Goal of the exercise: Select the lines that hold the word "JSON" and copy each one.

Record extracts:
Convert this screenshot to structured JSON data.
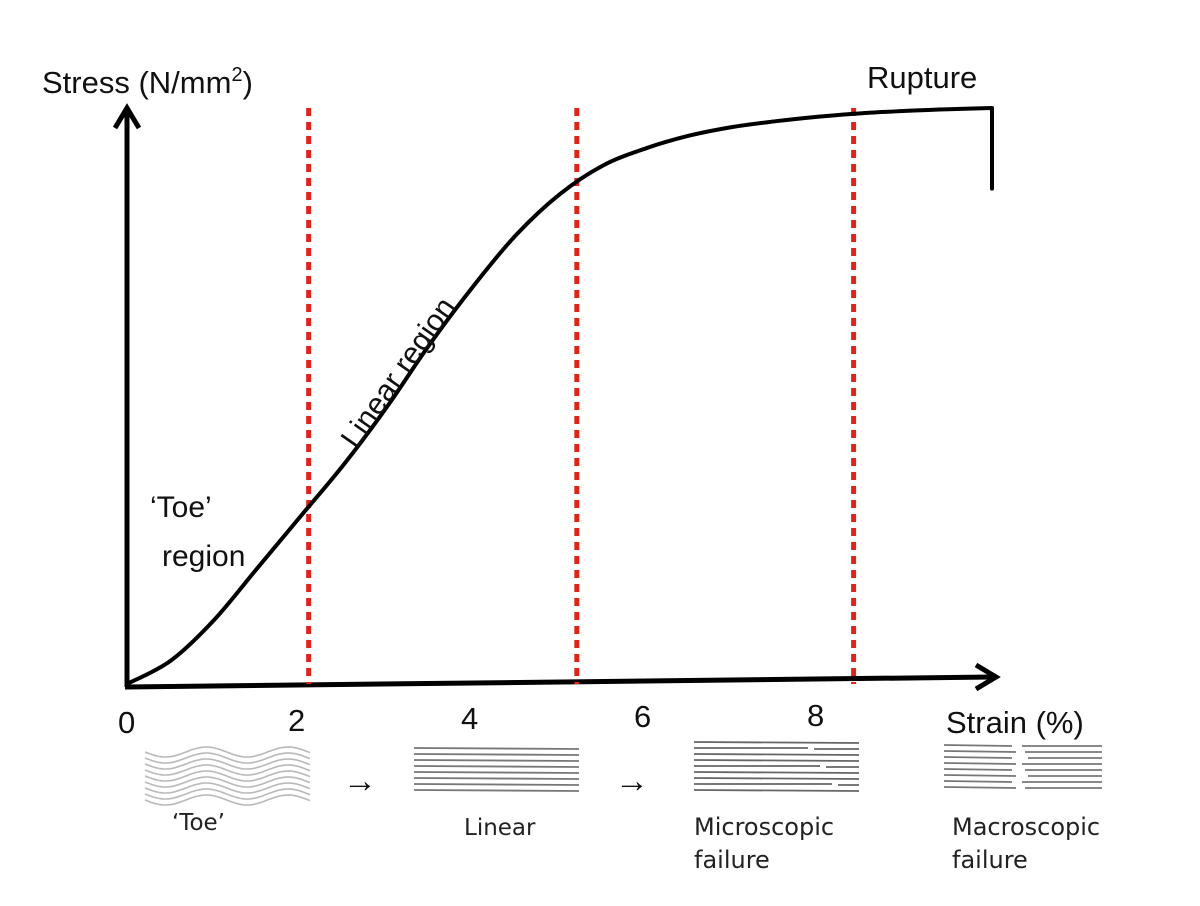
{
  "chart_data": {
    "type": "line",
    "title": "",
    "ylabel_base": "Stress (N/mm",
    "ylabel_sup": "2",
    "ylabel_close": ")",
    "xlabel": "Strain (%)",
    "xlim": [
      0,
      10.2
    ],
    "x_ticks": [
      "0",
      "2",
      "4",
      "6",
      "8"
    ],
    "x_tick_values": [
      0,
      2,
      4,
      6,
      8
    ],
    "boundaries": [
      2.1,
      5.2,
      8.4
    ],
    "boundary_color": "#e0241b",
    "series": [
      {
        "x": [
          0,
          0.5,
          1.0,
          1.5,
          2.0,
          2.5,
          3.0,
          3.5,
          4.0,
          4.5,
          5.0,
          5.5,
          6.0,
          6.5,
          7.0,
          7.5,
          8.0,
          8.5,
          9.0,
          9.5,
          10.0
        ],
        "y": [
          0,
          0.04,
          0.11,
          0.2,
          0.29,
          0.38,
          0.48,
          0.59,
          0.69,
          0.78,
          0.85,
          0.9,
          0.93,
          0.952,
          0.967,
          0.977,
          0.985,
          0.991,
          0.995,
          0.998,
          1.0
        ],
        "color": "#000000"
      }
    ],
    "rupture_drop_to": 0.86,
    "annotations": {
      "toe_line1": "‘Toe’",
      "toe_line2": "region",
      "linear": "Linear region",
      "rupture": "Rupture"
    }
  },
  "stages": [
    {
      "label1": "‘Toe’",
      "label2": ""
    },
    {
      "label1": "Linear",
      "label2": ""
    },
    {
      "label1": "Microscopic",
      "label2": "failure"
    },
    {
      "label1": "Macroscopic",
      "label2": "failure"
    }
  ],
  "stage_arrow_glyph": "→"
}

* * *

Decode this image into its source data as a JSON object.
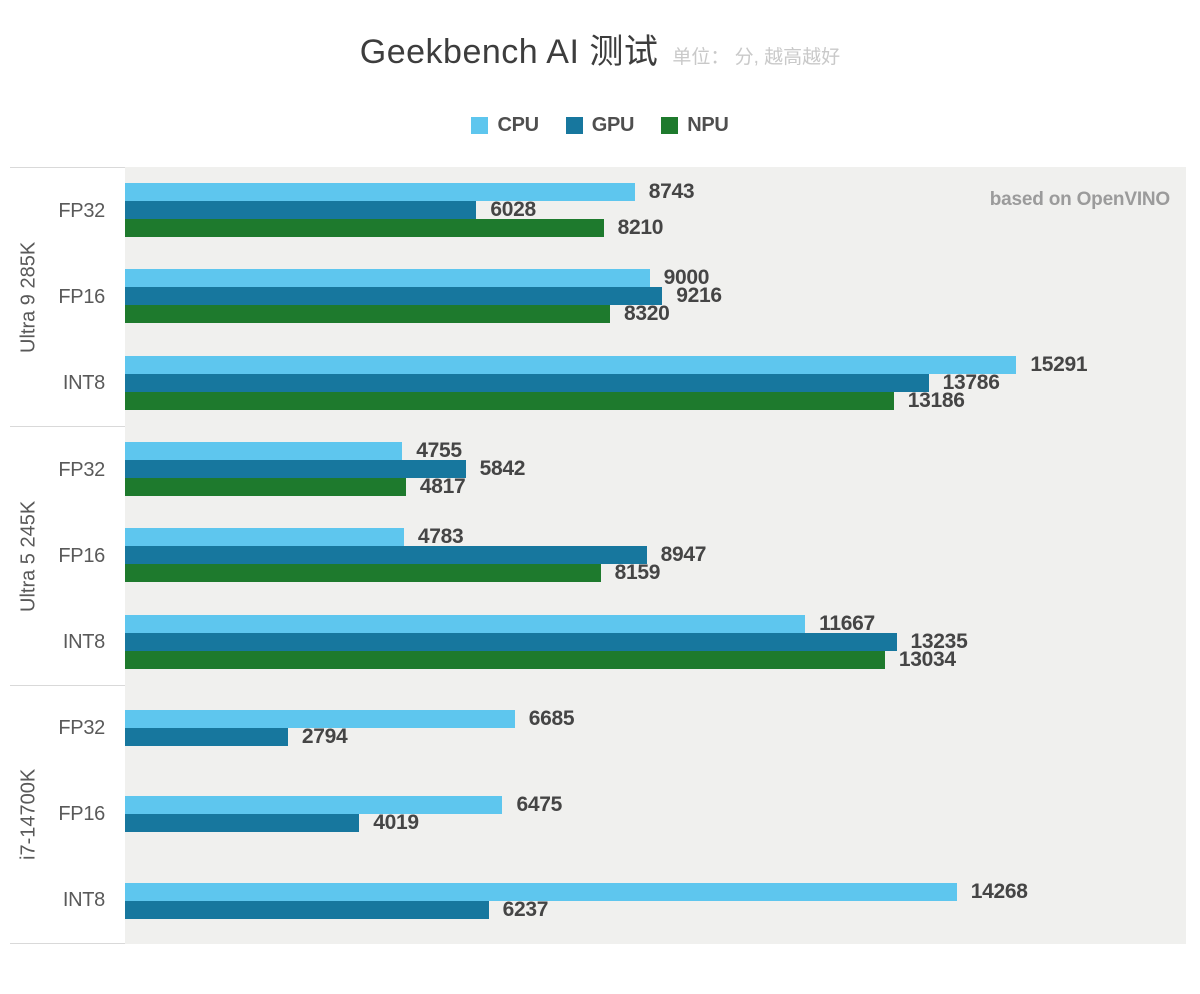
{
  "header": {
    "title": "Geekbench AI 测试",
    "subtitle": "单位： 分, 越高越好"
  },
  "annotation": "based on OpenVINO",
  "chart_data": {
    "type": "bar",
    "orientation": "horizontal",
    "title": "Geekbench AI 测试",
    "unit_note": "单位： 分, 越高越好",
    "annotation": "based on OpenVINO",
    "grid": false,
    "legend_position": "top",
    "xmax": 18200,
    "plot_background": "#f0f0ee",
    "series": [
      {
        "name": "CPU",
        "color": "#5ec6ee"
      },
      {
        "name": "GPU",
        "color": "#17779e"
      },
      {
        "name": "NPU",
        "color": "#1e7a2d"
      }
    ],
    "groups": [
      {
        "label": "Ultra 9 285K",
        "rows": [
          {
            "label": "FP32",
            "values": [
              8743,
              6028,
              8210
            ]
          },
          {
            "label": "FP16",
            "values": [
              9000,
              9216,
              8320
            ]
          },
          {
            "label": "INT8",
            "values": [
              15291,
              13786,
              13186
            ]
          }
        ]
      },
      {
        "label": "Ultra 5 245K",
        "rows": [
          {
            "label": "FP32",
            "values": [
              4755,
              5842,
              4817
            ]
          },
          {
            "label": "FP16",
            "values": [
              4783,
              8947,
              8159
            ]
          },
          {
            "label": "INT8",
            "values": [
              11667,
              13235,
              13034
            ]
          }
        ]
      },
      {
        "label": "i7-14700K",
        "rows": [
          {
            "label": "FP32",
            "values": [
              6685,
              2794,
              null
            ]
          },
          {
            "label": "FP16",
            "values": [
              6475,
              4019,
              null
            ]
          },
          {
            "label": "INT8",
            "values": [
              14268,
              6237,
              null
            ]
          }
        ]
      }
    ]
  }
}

Output for this task:
Convert this screenshot to structured JSON data.
Decode this image into its source data as a JSON object.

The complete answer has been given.